### DATA EXCERPTS
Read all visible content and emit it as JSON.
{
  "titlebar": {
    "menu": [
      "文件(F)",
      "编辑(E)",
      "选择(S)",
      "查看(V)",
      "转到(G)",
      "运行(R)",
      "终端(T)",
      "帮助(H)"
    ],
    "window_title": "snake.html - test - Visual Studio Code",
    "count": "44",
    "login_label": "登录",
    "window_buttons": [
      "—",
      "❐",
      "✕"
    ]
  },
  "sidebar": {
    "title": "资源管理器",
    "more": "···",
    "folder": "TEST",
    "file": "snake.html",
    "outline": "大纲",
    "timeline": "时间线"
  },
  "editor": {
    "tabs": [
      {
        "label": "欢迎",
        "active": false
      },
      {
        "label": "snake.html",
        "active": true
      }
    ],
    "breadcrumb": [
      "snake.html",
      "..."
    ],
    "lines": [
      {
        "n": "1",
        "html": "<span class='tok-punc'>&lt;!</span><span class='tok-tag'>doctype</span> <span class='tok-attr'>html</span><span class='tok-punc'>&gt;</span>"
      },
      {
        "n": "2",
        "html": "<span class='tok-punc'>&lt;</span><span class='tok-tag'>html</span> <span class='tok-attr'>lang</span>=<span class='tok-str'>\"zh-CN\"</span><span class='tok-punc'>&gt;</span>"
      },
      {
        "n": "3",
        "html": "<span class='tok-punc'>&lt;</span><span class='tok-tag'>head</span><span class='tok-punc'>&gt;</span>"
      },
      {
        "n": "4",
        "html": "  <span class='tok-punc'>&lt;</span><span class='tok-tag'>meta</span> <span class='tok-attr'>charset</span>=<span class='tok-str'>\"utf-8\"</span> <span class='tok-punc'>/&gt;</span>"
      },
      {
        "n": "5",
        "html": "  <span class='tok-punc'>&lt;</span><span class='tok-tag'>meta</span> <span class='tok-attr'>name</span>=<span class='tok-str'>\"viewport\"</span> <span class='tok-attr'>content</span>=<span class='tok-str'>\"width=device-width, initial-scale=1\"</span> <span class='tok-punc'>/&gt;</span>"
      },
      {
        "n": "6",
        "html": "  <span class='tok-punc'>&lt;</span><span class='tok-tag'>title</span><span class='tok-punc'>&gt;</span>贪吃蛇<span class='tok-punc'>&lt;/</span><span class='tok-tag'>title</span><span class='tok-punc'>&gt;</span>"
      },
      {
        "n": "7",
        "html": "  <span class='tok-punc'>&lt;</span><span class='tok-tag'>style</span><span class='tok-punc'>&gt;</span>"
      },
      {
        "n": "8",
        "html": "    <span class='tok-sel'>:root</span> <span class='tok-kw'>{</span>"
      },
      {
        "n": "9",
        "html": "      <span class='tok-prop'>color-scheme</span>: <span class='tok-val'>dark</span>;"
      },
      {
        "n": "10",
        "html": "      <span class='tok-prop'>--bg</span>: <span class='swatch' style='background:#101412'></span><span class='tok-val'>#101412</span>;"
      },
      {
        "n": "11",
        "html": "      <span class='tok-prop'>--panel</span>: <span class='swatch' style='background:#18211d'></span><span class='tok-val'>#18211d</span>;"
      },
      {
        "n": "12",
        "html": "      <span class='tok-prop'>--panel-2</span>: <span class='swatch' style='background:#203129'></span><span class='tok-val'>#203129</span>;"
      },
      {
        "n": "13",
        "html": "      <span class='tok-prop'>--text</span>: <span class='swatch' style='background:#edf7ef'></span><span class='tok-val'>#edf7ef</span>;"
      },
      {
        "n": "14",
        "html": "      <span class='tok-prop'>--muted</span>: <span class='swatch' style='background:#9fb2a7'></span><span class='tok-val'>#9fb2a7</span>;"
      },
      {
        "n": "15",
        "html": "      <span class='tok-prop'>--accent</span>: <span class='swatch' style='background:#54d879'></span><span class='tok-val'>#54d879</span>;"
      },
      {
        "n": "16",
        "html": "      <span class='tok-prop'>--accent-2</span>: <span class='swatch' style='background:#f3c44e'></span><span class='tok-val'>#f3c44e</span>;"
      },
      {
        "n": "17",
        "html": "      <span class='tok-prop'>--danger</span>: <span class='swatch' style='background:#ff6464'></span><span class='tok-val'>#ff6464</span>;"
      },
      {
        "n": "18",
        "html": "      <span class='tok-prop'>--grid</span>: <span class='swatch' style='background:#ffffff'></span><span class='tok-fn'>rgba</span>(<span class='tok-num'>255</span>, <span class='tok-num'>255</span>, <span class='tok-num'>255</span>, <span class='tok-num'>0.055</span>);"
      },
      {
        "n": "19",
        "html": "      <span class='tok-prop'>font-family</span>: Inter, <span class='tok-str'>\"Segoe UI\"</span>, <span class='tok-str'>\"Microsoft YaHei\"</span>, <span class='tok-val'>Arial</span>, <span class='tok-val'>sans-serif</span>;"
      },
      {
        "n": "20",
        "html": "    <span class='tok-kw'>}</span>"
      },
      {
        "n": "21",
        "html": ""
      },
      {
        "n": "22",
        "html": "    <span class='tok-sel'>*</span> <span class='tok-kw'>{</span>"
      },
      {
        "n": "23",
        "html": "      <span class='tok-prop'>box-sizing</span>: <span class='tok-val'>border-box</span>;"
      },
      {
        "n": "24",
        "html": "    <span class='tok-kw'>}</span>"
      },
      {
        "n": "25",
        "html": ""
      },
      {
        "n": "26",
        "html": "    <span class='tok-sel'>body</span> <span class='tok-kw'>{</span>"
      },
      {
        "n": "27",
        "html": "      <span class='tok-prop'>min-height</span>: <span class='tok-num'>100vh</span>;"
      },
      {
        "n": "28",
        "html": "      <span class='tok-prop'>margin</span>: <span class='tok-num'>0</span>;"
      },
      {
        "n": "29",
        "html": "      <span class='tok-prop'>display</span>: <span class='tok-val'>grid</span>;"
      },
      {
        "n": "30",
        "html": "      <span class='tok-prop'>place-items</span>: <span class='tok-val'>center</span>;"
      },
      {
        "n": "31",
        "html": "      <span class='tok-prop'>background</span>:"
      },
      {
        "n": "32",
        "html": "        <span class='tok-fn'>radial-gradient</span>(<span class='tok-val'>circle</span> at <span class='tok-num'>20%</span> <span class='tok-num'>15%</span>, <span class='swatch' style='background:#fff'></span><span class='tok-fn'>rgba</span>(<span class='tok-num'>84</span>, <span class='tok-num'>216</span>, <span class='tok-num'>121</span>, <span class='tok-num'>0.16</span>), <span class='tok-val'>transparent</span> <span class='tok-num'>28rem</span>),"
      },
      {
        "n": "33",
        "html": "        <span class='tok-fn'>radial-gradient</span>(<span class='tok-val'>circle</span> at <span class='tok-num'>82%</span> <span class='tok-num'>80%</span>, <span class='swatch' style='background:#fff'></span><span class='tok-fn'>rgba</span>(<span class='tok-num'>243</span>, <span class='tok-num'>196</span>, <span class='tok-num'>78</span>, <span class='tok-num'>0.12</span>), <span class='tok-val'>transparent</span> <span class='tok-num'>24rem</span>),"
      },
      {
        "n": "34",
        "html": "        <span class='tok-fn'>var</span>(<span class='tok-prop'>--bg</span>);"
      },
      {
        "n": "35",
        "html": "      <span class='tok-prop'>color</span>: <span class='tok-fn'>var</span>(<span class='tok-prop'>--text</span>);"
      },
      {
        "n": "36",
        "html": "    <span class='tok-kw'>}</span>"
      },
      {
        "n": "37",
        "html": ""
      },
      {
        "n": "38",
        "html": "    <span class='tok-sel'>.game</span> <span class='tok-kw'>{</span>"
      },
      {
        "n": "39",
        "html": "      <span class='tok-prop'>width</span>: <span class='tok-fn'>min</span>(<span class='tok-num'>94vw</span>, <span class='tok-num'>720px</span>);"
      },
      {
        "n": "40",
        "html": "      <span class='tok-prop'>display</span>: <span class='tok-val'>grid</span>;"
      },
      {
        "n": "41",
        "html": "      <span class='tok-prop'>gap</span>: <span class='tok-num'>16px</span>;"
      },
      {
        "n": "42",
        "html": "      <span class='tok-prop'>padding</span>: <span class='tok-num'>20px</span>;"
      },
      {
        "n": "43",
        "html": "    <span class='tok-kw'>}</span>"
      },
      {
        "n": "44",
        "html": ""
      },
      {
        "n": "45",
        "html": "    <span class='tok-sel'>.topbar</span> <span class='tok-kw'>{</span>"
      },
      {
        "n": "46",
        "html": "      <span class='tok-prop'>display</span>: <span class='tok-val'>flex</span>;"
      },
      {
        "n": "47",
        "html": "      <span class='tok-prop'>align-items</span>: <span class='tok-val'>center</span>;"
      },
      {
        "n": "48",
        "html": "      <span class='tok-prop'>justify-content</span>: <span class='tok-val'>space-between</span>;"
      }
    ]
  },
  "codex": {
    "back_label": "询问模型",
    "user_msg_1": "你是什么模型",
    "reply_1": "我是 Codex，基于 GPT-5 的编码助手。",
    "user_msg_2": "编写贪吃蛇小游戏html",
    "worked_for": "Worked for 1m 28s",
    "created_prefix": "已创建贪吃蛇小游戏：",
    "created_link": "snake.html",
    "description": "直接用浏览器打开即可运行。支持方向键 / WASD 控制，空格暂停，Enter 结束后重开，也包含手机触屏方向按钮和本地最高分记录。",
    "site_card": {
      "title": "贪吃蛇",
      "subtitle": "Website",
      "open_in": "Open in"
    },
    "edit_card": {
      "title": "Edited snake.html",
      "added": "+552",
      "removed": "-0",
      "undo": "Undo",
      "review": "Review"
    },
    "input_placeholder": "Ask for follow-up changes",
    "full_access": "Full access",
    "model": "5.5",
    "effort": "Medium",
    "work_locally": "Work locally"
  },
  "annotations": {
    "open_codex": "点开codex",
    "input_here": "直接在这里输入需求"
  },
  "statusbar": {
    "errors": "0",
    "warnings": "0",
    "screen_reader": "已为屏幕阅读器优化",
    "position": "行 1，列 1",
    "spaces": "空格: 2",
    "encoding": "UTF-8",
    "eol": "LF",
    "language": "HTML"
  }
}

### WHAT NEEDS TO BE DONE
Work out how many lines of the data above hold the word "snake", and write only the count.

### ANSWER BELOW
6